### Record list

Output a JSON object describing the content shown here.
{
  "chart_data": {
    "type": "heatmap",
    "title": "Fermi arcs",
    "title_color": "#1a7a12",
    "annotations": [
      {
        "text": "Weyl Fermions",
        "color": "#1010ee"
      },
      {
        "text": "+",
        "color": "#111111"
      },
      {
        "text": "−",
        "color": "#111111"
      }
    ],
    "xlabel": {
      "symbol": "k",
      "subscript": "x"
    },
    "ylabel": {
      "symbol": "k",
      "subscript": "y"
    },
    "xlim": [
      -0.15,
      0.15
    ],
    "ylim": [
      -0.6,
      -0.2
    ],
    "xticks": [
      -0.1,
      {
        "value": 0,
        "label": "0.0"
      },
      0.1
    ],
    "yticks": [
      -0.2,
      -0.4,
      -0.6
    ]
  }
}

### Written problem
Exactly as they are written, print the entries again.

### Finished answer
Output a JSON object describing the content shown here.
{
  "chart_data": {
    "type": "heatmap",
    "title": "Fermi arcs",
    "title_color": "#1a7a12",
    "annotations": [
      {
        "text": "Weyl Fermions",
        "color": "#1010ee"
      },
      {
        "text": "+",
        "color": "#111111"
      },
      {
        "text": "−",
        "color": "#111111"
      }
    ],
    "xlabel": {
      "symbol": "k",
      "subscript": "x"
    },
    "ylabel": {
      "symbol": "k",
      "subscript": "y"
    },
    "xlim": [
      -0.15,
      0.15
    ],
    "ylim": [
      -0.6,
      -0.2
    ],
    "xticks": [
      -0.1,
      {
        "value": 0,
        "label": "0.0"
      },
      0.1
    ],
    "yticks": [
      -0.2,
      -0.4,
      -0.6
    ]
  }
}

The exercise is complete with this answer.